(Saved entries)
__________

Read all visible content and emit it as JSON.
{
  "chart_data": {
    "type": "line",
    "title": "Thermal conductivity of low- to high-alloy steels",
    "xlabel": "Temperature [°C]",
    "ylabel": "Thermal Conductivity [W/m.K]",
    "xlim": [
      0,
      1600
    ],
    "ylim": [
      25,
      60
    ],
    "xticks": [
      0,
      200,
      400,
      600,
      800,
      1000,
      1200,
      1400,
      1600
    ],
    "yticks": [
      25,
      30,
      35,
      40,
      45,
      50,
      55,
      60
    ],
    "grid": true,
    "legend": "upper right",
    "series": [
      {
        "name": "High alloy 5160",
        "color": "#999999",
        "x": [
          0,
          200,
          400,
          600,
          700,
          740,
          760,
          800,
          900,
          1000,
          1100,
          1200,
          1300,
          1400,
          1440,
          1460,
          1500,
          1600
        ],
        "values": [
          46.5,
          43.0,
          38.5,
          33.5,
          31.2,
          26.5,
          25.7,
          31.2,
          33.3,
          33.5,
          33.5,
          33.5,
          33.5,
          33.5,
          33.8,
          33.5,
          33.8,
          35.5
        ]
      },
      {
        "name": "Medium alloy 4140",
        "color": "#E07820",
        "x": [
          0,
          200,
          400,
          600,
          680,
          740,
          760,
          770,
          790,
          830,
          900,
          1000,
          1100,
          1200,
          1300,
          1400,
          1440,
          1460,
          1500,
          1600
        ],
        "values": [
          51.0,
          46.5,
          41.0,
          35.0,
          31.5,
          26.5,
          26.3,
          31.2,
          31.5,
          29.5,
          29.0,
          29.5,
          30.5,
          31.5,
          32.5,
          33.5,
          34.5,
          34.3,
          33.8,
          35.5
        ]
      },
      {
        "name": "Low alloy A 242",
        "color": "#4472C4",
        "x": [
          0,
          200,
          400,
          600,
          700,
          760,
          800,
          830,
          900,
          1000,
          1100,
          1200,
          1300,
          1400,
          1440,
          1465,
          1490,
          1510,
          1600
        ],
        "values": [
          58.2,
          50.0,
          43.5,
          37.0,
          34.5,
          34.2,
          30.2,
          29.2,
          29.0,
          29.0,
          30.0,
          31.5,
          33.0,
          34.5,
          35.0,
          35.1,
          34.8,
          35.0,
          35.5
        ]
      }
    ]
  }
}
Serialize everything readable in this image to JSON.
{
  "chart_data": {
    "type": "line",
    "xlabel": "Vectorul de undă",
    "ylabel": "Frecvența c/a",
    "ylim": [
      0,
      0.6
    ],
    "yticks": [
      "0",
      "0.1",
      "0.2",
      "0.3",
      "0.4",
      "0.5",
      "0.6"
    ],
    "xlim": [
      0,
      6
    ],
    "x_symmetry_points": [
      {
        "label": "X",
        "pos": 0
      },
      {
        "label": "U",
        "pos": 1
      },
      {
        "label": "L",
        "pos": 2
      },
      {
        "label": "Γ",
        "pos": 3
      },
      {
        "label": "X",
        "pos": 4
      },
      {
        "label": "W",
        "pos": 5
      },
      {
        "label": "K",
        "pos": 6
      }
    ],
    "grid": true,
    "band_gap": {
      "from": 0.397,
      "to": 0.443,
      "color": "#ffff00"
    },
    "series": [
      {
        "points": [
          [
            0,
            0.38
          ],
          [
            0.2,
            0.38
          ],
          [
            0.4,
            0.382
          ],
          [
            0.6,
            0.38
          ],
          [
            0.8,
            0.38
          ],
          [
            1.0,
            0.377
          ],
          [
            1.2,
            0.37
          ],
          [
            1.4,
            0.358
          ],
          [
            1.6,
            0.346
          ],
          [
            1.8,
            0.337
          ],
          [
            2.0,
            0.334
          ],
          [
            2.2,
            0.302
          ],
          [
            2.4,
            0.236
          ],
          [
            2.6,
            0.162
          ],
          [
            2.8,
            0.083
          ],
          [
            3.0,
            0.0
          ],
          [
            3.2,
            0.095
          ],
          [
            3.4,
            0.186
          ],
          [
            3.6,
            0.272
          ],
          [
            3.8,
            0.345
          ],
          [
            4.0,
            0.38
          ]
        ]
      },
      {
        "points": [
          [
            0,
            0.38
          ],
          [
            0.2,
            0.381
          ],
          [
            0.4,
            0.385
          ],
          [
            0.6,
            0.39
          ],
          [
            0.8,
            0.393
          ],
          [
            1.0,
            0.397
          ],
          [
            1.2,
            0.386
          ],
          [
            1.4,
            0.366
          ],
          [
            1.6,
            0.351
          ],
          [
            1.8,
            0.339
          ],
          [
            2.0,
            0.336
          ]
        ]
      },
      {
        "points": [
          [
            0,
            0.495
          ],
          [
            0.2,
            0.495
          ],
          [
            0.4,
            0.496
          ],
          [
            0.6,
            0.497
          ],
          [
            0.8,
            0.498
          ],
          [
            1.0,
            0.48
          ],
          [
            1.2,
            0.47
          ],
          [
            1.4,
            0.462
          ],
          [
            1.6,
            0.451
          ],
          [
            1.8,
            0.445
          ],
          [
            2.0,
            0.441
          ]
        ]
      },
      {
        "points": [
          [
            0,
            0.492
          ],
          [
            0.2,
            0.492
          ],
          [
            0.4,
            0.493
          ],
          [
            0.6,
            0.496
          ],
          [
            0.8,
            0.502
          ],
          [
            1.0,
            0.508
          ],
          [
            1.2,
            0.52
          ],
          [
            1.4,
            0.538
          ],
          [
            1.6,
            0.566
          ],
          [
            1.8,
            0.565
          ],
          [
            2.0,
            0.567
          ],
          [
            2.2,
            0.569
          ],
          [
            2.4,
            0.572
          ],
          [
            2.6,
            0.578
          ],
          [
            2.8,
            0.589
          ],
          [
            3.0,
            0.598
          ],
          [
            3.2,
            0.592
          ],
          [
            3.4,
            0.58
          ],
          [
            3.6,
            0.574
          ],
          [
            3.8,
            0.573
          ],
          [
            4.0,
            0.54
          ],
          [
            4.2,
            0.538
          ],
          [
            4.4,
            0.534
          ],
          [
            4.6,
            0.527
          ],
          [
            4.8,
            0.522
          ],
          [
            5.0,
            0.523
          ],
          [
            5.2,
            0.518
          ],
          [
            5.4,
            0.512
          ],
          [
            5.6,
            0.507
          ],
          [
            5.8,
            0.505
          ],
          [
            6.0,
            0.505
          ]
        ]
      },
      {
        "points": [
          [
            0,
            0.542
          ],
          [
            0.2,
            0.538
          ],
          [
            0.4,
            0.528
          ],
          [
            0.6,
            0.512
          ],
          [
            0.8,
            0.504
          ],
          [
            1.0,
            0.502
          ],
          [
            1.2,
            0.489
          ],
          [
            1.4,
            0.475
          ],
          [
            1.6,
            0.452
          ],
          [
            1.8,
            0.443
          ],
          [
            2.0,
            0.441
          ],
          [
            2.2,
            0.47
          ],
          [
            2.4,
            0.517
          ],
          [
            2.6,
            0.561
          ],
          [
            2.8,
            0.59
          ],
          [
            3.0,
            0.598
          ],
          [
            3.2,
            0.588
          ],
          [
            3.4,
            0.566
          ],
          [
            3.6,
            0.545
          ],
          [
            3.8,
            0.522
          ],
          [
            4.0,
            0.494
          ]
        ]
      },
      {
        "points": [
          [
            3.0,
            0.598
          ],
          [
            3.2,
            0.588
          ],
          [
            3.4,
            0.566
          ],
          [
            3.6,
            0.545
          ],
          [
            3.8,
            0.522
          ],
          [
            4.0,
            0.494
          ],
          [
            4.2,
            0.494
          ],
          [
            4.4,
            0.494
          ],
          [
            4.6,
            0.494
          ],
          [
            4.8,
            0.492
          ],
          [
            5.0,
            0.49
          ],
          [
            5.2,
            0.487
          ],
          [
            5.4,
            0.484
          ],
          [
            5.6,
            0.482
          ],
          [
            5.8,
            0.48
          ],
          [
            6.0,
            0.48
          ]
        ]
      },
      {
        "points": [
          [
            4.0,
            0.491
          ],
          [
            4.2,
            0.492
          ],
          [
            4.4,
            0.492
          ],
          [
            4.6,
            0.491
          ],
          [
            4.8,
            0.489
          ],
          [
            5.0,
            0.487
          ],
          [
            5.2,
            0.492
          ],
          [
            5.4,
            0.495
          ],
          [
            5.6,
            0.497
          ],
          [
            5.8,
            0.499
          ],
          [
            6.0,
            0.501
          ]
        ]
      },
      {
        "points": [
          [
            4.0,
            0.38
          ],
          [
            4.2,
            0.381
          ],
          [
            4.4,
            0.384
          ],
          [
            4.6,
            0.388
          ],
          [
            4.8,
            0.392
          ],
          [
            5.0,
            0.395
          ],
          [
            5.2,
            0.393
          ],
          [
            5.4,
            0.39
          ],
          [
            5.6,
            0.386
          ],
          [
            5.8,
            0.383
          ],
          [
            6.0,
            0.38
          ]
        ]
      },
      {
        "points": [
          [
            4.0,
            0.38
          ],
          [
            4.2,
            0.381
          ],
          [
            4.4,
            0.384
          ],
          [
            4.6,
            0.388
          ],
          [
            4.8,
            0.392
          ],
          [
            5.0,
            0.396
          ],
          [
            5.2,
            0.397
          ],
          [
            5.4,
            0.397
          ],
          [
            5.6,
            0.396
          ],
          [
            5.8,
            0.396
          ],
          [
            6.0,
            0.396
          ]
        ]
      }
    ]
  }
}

__________

■ **Do this**
Filter the records down to the lines that contain the string "color", and copy those lines.

■ **Complete answer**
        "color": "#999999",
        "color": "#E07820",
        "color": "#4472C4",
      "color": "#ffff00"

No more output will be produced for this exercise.